__Material provided__:
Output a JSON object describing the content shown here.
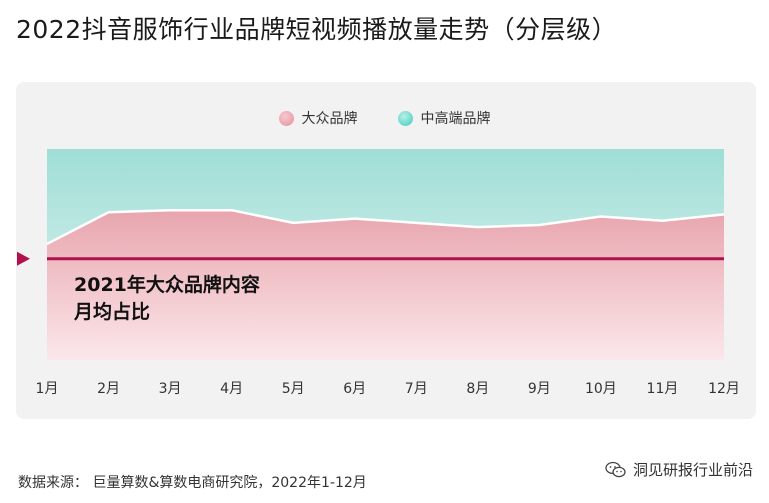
{
  "title": "2022抖音服饰行业品牌短视频播放量走势（分层级）",
  "chart_data": {
    "type": "area",
    "stacked": "percent",
    "categories": [
      "1月",
      "2月",
      "3月",
      "4月",
      "5月",
      "6月",
      "7月",
      "8月",
      "9月",
      "10月",
      "11月",
      "12月"
    ],
    "series": [
      {
        "name": "大众品牌",
        "values": [
          55,
          70,
          71,
          71,
          65,
          67,
          65,
          63,
          64,
          68,
          66,
          69
        ],
        "color": "#e8a5ae"
      },
      {
        "name": "中高端品牌",
        "values": [
          45,
          30,
          29,
          29,
          35,
          33,
          35,
          37,
          36,
          32,
          34,
          31
        ],
        "color": "#9fded6"
      }
    ],
    "ylim": [
      0,
      100
    ],
    "reference_line": {
      "label": "2021年大众品牌内容月均占比",
      "label_line1": "2021年大众品牌内容",
      "label_line2": "月均占比",
      "value": 48,
      "color": "#b0124f"
    },
    "legend_position": "top-center",
    "grid": false
  },
  "footer": {
    "source": "数据来源： 巨量算数&算数电商研究院，2022年1-12月",
    "watermark": "洞见研报行业前沿"
  },
  "colors": {
    "panel_bg": "#f2f2f2",
    "mass_fill_top": "#e8a5ae",
    "mass_fill_bottom": "#fbe7ea",
    "premium_fill_top": "#9fded6",
    "premium_fill_bottom": "#e6f5f3",
    "reference_line": "#b0124f"
  }
}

__Requirements__:
Nothing in the entries should change as you copy them, except that the pictures are left out.

__Written answer__:
Output a JSON object describing the content shown here.
{
  "title": "2022抖音服饰行业品牌短视频播放量走势（分层级）",
  "chart_data": {
    "type": "area",
    "stacked": "percent",
    "categories": [
      "1月",
      "2月",
      "3月",
      "4月",
      "5月",
      "6月",
      "7月",
      "8月",
      "9月",
      "10月",
      "11月",
      "12月"
    ],
    "series": [
      {
        "name": "大众品牌",
        "values": [
          55,
          70,
          71,
          71,
          65,
          67,
          65,
          63,
          64,
          68,
          66,
          69
        ],
        "color": "#e8a5ae"
      },
      {
        "name": "中高端品牌",
        "values": [
          45,
          30,
          29,
          29,
          35,
          33,
          35,
          37,
          36,
          32,
          34,
          31
        ],
        "color": "#9fded6"
      }
    ],
    "ylim": [
      0,
      100
    ],
    "reference_line": {
      "label": "2021年大众品牌内容月均占比",
      "label_line1": "2021年大众品牌内容",
      "label_line2": "月均占比",
      "value": 48,
      "color": "#b0124f"
    },
    "legend_position": "top-center",
    "grid": false
  },
  "footer": {
    "source": "数据来源： 巨量算数&算数电商研究院，2022年1-12月",
    "watermark": "洞见研报行业前沿"
  },
  "colors": {
    "panel_bg": "#f2f2f2",
    "mass_fill_top": "#e8a5ae",
    "mass_fill_bottom": "#fbe7ea",
    "premium_fill_top": "#9fded6",
    "premium_fill_bottom": "#e6f5f3",
    "reference_line": "#b0124f"
  }
}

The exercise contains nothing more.